Collected data:
━━━━━━━━━━━━━━━━━━━━━━━━━━━━━━

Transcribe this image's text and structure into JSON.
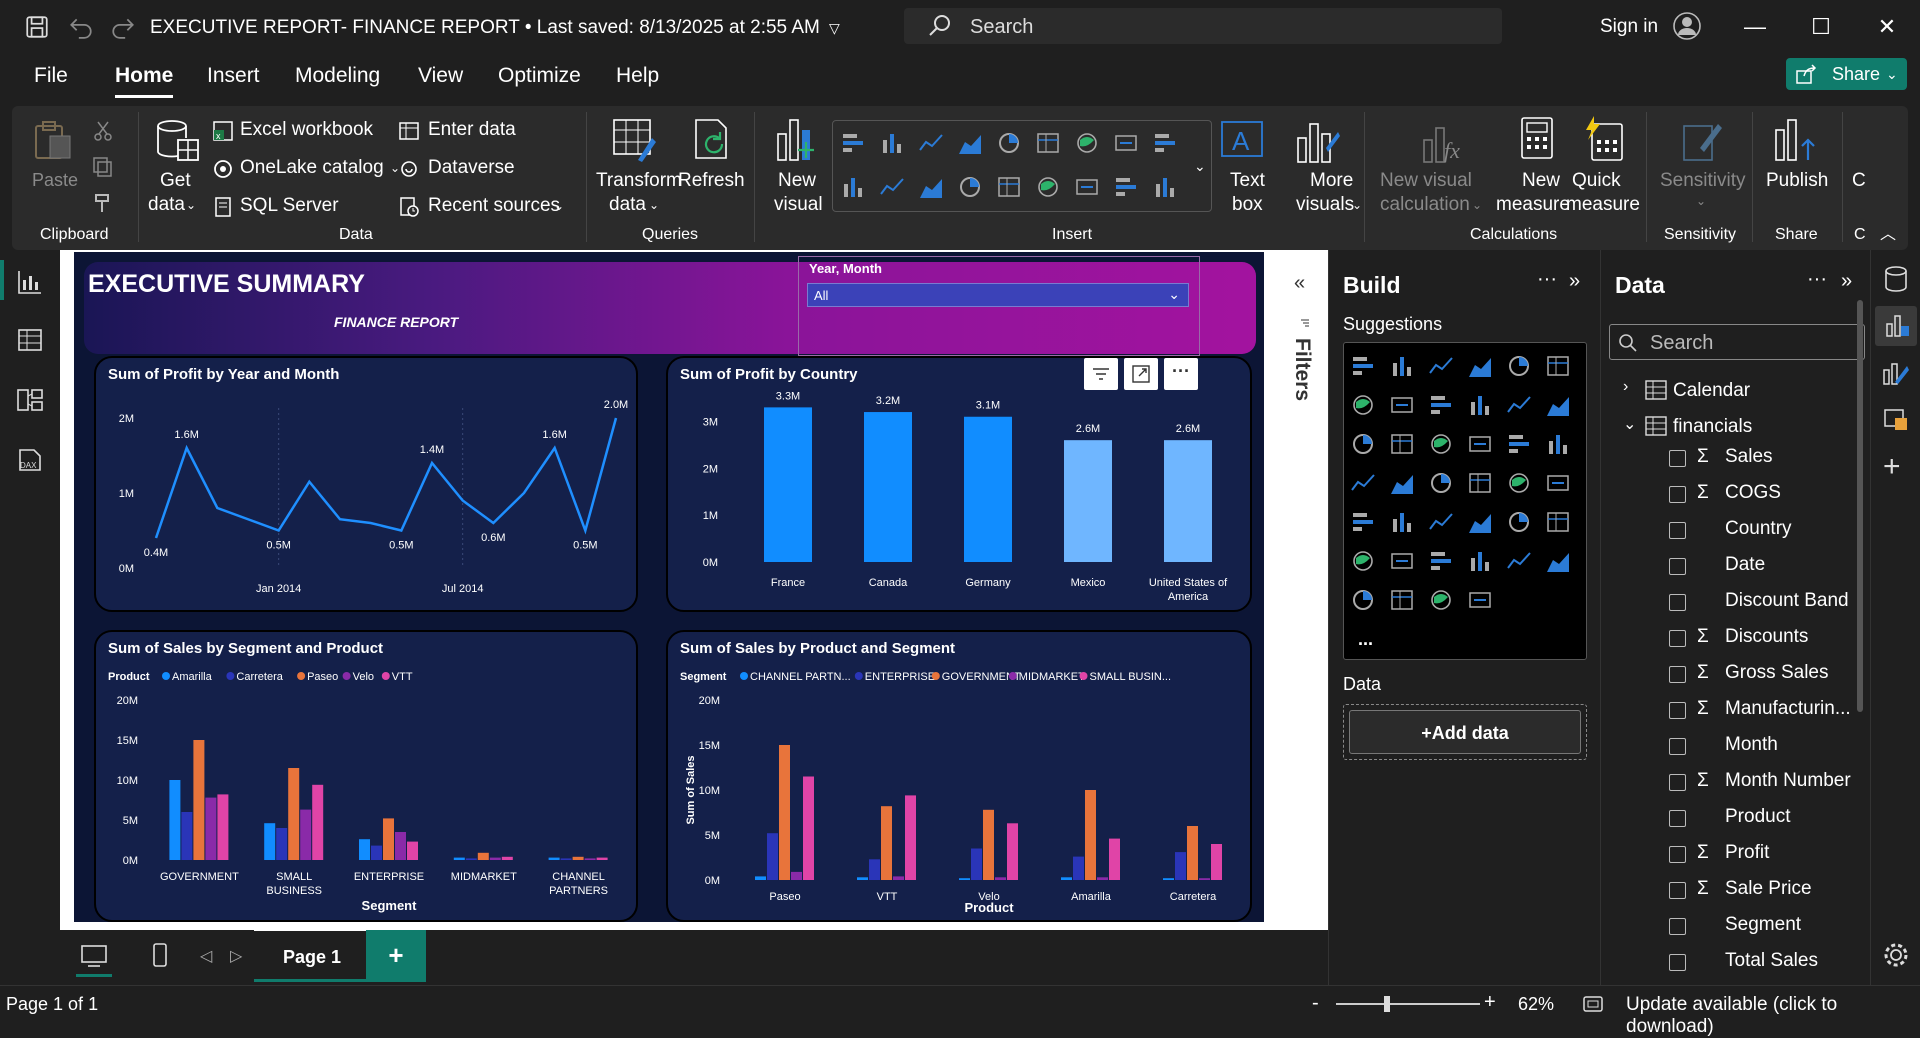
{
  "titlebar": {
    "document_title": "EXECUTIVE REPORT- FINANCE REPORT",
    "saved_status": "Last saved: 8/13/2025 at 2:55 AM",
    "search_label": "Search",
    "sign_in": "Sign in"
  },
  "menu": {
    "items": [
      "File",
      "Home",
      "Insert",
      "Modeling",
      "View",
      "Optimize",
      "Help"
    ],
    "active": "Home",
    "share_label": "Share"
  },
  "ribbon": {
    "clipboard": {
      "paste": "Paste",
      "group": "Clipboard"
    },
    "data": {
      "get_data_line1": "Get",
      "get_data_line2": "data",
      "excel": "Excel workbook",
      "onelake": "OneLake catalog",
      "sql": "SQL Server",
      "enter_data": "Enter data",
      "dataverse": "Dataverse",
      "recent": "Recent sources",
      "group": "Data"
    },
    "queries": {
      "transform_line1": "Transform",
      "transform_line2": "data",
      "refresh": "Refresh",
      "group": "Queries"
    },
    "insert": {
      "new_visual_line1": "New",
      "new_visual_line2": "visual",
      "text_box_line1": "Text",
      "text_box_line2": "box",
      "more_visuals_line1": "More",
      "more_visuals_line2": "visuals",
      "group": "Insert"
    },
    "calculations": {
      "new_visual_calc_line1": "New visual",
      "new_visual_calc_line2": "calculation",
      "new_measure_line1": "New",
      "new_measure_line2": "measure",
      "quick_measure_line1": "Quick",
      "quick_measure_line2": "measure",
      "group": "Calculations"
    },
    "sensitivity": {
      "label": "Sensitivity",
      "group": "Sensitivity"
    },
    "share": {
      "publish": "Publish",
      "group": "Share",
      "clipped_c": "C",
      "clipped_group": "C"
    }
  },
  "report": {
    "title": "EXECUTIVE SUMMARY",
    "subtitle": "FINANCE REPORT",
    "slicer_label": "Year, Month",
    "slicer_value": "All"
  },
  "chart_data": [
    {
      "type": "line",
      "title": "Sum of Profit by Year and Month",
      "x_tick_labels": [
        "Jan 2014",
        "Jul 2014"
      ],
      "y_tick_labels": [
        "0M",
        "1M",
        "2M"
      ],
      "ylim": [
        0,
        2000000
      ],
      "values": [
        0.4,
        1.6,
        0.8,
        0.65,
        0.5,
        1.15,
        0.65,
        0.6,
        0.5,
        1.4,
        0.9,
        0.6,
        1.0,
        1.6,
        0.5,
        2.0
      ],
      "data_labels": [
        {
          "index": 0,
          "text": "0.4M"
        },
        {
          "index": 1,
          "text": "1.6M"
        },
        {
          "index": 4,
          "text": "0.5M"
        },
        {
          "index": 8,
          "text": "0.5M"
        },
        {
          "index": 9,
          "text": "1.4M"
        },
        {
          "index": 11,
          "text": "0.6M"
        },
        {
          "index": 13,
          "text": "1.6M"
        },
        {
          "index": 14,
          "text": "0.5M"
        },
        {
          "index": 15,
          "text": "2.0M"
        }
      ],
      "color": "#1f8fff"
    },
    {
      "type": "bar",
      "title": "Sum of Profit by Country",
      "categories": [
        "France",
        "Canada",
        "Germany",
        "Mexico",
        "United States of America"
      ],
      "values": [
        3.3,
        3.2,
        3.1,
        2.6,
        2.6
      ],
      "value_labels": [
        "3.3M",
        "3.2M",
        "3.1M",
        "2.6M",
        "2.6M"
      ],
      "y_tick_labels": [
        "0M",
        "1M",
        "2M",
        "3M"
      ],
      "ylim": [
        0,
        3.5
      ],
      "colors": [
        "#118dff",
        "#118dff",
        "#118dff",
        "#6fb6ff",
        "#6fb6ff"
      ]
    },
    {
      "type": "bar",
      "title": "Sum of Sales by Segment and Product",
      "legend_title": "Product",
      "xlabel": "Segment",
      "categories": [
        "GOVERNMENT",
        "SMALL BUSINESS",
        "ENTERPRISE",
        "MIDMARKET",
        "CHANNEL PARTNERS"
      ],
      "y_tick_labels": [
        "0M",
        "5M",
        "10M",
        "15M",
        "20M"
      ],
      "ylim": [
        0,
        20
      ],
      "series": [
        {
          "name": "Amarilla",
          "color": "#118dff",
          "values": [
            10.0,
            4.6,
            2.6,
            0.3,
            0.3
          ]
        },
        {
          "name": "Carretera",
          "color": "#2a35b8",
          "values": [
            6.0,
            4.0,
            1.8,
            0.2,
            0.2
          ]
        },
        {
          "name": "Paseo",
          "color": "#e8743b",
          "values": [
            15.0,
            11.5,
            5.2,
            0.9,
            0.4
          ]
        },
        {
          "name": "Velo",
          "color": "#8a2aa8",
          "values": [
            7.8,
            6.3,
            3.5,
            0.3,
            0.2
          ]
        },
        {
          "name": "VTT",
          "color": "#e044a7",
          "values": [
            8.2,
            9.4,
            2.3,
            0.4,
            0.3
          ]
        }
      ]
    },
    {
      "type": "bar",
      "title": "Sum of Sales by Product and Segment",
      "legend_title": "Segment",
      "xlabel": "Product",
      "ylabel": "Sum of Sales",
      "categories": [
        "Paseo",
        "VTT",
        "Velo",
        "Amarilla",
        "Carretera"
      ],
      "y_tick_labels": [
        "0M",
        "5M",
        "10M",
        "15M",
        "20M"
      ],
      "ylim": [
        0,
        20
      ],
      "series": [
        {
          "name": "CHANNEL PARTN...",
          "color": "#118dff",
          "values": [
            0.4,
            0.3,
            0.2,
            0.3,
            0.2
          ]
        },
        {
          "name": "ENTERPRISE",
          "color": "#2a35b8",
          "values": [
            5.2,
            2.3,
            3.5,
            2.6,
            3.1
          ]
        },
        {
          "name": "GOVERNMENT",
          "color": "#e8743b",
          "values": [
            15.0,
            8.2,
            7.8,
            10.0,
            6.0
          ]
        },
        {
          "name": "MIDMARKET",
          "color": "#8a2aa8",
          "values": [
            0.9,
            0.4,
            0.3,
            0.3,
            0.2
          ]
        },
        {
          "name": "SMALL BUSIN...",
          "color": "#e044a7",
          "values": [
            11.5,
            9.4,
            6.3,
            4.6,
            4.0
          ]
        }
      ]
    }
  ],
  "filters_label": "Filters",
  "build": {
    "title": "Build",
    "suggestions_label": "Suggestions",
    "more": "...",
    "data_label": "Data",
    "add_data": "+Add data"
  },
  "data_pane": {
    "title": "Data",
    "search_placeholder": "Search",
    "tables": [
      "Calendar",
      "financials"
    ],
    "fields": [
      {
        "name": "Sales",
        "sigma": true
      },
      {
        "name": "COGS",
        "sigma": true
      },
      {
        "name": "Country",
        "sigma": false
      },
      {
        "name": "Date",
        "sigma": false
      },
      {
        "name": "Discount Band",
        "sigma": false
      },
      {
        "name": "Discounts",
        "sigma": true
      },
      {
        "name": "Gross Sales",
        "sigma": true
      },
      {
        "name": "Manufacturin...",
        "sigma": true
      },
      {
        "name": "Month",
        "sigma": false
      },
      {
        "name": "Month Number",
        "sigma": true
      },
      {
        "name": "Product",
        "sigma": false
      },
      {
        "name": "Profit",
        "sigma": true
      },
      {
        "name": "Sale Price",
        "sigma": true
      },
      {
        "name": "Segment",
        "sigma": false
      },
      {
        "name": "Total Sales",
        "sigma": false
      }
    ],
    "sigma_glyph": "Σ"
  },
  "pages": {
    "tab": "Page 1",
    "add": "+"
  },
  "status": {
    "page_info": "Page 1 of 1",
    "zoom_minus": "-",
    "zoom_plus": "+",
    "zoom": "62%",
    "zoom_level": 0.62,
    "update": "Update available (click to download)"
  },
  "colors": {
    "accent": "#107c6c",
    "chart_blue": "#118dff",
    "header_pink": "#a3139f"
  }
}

━━━━━━━━━━━━━━━━━━━━━━━━━━━━━━

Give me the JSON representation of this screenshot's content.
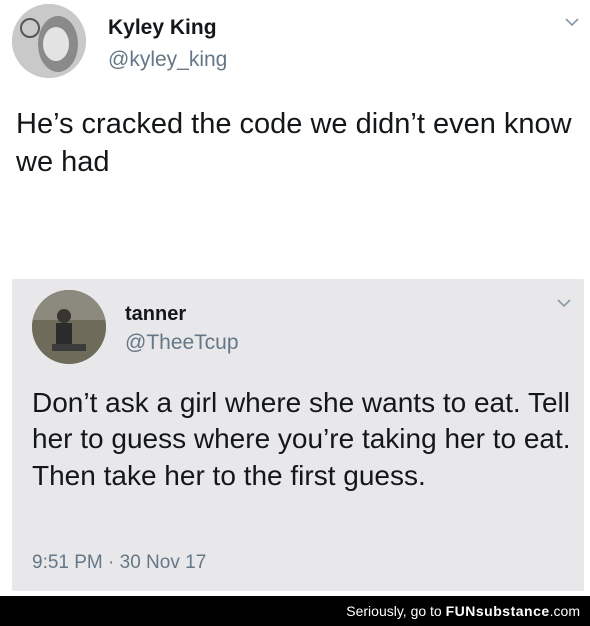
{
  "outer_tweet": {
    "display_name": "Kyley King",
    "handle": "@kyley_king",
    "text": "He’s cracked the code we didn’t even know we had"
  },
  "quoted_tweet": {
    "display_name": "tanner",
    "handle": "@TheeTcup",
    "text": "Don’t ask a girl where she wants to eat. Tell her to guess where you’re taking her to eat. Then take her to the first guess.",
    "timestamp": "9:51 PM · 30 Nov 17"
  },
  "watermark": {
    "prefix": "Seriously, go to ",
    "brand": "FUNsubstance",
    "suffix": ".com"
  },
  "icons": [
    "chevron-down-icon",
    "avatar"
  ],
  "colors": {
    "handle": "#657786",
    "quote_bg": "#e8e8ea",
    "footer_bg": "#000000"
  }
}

━━━━━━━━━━━━━━━━━━━━━━━━━━━━━━

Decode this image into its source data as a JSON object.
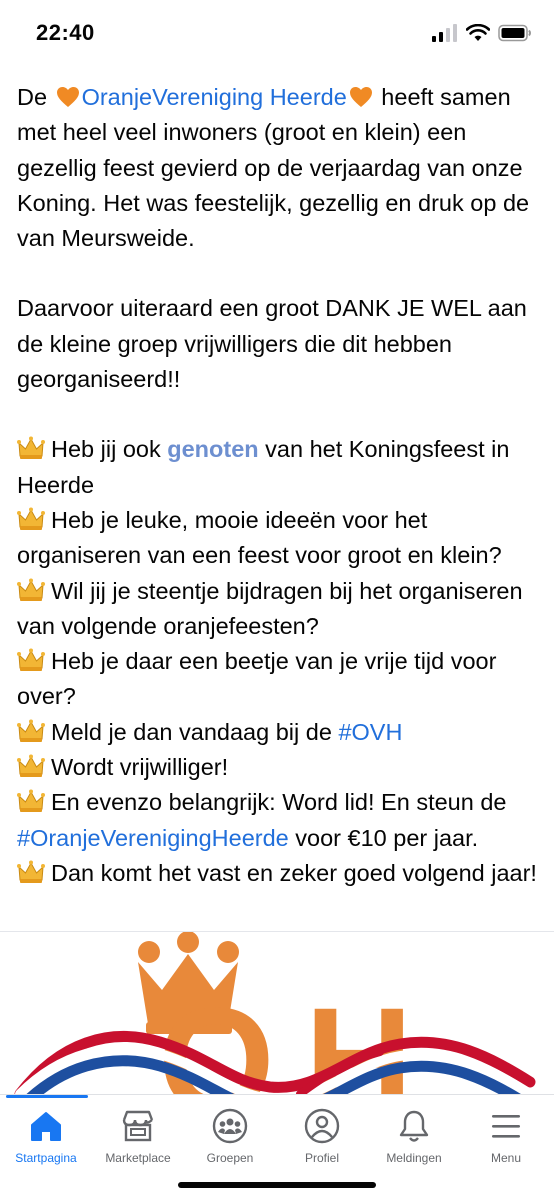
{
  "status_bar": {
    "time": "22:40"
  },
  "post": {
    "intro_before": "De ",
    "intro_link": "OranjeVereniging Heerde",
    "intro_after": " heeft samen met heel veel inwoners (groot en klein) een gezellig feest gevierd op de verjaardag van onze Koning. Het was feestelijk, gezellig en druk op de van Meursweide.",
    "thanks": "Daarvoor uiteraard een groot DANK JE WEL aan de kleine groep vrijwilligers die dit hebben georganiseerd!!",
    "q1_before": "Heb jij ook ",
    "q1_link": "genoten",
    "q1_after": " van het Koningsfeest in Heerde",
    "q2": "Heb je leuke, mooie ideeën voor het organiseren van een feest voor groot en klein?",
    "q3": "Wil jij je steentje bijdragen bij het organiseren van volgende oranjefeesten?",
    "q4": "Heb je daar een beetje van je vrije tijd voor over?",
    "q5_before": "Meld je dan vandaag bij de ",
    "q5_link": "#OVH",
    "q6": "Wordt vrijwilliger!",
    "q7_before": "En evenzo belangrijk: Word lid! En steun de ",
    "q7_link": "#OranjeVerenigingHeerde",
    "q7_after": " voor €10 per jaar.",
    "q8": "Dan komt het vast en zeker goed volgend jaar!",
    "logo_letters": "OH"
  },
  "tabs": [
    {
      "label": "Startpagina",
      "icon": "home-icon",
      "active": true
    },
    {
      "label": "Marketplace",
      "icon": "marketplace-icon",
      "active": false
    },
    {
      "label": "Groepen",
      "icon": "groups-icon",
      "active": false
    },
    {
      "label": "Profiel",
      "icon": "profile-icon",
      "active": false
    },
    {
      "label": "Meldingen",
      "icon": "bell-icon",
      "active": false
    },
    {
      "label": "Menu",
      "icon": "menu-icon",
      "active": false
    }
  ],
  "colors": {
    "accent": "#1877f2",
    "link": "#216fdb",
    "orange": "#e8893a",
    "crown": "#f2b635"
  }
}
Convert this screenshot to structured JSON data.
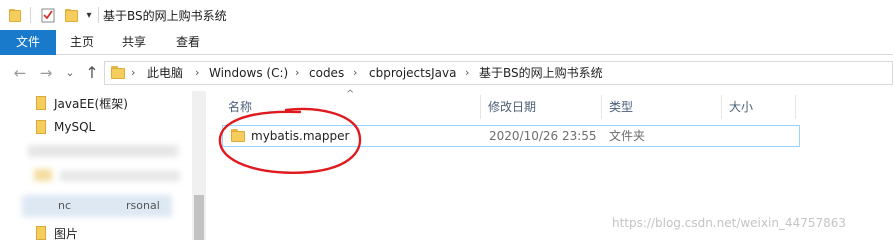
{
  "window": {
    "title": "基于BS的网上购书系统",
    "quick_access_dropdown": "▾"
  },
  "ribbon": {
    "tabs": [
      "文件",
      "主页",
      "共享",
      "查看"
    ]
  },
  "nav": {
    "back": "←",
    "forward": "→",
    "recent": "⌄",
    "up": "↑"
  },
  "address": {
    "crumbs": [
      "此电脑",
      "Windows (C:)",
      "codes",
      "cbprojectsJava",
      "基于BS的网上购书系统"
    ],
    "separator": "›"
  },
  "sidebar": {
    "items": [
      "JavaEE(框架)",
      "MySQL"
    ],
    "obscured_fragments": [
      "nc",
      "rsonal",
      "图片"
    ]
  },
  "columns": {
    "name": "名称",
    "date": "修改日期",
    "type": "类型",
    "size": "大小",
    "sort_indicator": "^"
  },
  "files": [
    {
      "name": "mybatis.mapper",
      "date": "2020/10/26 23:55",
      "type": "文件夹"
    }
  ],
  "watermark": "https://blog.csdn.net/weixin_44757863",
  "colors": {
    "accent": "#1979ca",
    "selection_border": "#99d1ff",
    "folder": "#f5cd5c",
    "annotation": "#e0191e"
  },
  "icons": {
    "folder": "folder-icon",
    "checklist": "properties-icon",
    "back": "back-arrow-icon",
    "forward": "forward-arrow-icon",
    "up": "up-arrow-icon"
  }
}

━━━━━━━━━━━━━━━━━━━━━━━━━━━━━━

### THE PROBLEM:
Report how many lines of the records above contain the word "FINANCE", giving only the number.

### REPLY TO THE EXERCISE:
2